Copy out every row below word for word, leaving out the pictures.
- - -
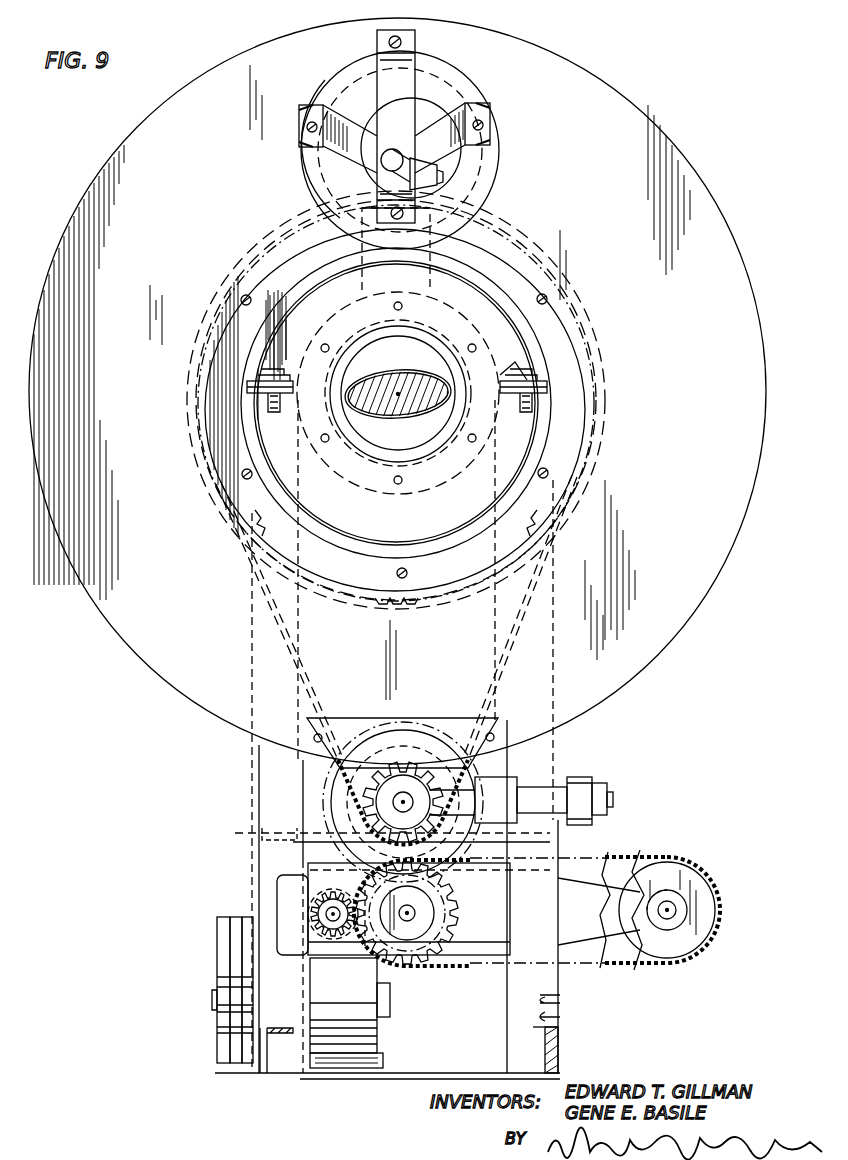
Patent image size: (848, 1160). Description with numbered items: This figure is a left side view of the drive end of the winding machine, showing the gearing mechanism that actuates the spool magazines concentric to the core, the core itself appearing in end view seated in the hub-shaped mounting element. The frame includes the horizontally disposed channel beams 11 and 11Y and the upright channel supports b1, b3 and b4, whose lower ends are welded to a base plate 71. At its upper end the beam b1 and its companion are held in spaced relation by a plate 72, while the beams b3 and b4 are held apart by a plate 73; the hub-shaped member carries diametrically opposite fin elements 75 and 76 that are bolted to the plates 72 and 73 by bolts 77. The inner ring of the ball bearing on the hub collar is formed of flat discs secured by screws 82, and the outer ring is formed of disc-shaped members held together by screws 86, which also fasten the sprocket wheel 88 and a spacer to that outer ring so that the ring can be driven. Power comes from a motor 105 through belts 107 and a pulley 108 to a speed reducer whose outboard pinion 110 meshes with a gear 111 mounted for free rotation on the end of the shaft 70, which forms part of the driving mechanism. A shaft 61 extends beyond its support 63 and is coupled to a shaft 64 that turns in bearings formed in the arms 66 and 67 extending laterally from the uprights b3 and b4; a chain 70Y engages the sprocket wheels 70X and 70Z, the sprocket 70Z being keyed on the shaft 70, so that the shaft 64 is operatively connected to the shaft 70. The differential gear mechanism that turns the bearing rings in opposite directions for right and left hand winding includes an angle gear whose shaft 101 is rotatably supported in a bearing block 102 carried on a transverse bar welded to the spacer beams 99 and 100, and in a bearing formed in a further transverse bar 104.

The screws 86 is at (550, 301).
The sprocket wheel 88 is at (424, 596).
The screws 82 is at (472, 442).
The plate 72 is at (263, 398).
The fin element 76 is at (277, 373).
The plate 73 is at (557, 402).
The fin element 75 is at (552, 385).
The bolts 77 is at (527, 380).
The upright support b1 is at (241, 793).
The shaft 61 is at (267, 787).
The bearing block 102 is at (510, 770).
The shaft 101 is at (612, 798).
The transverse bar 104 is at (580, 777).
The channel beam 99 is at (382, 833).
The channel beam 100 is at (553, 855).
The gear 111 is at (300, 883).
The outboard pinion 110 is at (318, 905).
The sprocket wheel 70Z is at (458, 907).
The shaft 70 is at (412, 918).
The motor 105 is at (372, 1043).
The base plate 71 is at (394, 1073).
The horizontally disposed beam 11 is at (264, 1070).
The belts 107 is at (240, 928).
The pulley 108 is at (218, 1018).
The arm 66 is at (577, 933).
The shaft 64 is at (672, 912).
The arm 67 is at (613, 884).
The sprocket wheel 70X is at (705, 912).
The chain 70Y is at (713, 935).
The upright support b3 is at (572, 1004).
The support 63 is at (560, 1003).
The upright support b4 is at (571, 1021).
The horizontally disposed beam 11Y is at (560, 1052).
- - -
:: Task solution ::
Patent image size: (848, 1160). Description with numbered items: This figure is a left side view of the drive end of the winding machine, showing the gearing mechanism that actuates the spool magazines concentric to the core, the core itself appearing in end view seated in the hub-shaped mounting element. The frame includes the horizontally disposed channel beams 11 and 11Y and the upright channel supports b1, b3 and b4, whose lower ends are welded to a base plate 71. At its upper end the beam b1 and its companion are held in spaced relation by a plate 72, while the beams b3 and b4 are held apart by a plate 73; the hub-shaped member carries diametrically opposite fin elements 75 and 76 that are bolted to the plates 72 and 73 by bolts 77. The inner ring of the ball bearing on the hub collar is formed of flat discs secured by screws 82, and the outer ring is formed of disc-shaped members held together by screws 86, which also fasten the sprocket wheel 88 and a spacer to that outer ring so that the ring can be driven. Power comes from a motor 105 through belts 107 and a pulley 108 to a speed reducer whose outboard pinion 110 meshes with a gear 111 mounted for free rotation on the end of the shaft 70, which forms part of the driving mechanism. A shaft 61 extends beyond its support 63 and is coupled to a shaft 64 that turns in bearings formed in the arms 66 and 67 extending laterally from the uprights b3 and b4; a chain 70Y engages the sprocket wheels 70X and 70Z, the sprocket 70Z being keyed on the shaft 70, so that the shaft 64 is operatively connected to the shaft 70. The differential gear mechanism that turns the bearing rings in opposite directions for right and left hand winding includes an angle gear whose shaft 101 is rotatably supported in a bearing block 102 carried on a transverse bar welded to the spacer beams 99 and 100, and in a bearing formed in a further transverse bar 104.

The screws 86 is at (550, 301).
The sprocket wheel 88 is at (424, 596).
The screws 82 is at (472, 442).
The plate 72 is at (263, 398).
The fin element 76 is at (277, 373).
The plate 73 is at (557, 402).
The fin element 75 is at (552, 385).
The bolts 77 is at (527, 380).
The upright support b1 is at (241, 793).
The shaft 61 is at (267, 787).
The bearing block 102 is at (510, 770).
The shaft 101 is at (612, 798).
The transverse bar 104 is at (580, 777).
The channel beam 99 is at (382, 833).
The channel beam 100 is at (553, 855).
The gear 111 is at (300, 883).
The outboard pinion 110 is at (318, 905).
The sprocket wheel 70Z is at (458, 907).
The shaft 70 is at (412, 918).
The motor 105 is at (372, 1043).
The base plate 71 is at (394, 1073).
The horizontally disposed beam 11 is at (264, 1070).
The belts 107 is at (240, 928).
The pulley 108 is at (218, 1018).
The arm 66 is at (577, 933).
The shaft 64 is at (672, 912).
The arm 67 is at (613, 884).
The sprocket wheel 70X is at (705, 912).
The chain 70Y is at (713, 935).
The upright support b3 is at (572, 1004).
The support 63 is at (560, 1003).
The upright support b4 is at (571, 1021).
The horizontally disposed beam 11Y is at (560, 1052).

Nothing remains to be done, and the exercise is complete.